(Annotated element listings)
-.-.-

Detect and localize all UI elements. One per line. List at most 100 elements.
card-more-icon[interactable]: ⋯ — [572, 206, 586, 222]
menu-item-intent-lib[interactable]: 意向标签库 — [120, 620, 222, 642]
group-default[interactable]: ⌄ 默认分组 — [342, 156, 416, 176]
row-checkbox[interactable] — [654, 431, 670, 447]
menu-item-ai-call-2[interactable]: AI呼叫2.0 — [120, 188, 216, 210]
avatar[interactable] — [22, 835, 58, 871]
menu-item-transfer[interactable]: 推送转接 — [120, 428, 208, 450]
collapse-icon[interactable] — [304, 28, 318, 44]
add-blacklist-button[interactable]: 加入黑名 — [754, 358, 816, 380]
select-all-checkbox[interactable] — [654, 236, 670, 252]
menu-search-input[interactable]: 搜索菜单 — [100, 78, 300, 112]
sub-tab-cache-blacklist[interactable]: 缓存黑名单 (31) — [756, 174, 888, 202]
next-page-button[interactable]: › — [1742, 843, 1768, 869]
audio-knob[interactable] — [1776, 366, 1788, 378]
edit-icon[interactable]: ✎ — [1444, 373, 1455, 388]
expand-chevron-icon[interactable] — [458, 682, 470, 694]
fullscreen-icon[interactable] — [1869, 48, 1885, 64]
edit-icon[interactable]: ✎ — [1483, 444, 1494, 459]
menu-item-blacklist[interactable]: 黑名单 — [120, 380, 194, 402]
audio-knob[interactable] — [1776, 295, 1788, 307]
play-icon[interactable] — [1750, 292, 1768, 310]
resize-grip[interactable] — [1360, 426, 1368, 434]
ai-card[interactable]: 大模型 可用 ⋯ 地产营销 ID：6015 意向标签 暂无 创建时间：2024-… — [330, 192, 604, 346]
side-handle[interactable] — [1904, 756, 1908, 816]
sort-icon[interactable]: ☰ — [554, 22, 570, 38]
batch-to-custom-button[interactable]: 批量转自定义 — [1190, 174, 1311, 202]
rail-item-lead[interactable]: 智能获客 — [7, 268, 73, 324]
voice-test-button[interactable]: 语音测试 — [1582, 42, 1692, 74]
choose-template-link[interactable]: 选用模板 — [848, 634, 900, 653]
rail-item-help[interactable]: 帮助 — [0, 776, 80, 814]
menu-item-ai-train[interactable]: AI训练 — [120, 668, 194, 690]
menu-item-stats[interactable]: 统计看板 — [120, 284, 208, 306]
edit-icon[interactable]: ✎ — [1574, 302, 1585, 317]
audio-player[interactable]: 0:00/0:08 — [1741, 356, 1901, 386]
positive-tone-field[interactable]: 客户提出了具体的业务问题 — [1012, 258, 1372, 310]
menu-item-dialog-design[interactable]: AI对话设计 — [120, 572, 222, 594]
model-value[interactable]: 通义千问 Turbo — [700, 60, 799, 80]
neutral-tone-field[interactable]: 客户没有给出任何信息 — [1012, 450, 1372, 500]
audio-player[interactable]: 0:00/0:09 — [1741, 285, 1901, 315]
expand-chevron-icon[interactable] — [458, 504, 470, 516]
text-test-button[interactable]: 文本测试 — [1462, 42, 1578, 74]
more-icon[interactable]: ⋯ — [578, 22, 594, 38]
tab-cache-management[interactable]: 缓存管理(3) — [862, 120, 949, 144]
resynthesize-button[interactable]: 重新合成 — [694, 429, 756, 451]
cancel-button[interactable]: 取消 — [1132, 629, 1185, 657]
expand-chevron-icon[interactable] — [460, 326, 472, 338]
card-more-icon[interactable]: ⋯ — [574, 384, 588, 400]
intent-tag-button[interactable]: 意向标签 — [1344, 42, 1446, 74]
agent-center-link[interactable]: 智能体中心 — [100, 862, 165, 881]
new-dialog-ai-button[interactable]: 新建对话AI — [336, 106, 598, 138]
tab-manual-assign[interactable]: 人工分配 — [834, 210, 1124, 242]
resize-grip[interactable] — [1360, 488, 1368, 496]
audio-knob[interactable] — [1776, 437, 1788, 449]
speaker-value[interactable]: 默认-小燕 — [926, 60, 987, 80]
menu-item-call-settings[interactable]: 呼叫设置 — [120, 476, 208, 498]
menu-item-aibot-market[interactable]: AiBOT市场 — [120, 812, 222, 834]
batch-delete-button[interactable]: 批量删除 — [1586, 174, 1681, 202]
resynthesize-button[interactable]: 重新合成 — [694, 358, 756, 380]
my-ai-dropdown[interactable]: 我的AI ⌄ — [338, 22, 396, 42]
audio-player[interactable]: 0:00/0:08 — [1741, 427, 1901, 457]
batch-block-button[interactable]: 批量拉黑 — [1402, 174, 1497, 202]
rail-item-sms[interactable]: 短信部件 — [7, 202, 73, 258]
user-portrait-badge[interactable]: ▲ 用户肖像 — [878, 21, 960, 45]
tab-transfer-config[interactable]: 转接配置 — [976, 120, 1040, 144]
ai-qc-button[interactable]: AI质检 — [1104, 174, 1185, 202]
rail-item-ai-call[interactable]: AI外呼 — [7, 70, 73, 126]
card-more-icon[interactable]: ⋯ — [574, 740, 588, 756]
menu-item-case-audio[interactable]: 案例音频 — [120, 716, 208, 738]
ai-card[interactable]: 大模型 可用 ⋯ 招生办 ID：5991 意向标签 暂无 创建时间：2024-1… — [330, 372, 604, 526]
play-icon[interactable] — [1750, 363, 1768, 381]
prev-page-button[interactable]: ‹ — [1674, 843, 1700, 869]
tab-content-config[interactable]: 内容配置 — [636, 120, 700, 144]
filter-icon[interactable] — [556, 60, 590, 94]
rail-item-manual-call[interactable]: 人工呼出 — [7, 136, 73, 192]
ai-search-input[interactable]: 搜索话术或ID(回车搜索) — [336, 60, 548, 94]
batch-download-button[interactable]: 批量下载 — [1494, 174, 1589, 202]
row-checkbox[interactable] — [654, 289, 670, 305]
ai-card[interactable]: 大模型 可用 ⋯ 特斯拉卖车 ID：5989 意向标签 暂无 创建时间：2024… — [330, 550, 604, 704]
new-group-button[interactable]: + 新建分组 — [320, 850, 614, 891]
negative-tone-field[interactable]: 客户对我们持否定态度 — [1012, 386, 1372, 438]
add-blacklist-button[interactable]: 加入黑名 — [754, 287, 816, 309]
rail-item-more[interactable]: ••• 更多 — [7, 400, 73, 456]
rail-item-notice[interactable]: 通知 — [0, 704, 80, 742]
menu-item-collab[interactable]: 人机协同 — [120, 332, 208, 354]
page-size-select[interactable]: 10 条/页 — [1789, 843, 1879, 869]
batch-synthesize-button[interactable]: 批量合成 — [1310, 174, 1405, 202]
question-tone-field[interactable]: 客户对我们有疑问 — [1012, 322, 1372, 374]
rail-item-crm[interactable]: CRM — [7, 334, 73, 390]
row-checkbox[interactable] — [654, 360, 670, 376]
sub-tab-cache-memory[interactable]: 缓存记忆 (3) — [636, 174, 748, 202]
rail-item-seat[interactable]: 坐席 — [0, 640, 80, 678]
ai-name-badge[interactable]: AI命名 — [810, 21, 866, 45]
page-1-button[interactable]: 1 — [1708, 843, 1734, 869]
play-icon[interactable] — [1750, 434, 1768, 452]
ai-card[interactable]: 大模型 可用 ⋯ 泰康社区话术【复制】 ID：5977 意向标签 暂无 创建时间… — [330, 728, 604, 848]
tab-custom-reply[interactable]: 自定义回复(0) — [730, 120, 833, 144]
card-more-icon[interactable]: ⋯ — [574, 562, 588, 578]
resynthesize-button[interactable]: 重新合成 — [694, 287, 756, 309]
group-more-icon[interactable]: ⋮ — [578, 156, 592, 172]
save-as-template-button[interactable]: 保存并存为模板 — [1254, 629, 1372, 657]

-.-.-

§ **AIM OF THE EXERCISE**:
Report how many lines in the rows above contain the string "blacklist". Give only the number.

§ **FINISHED ANSWER**:
4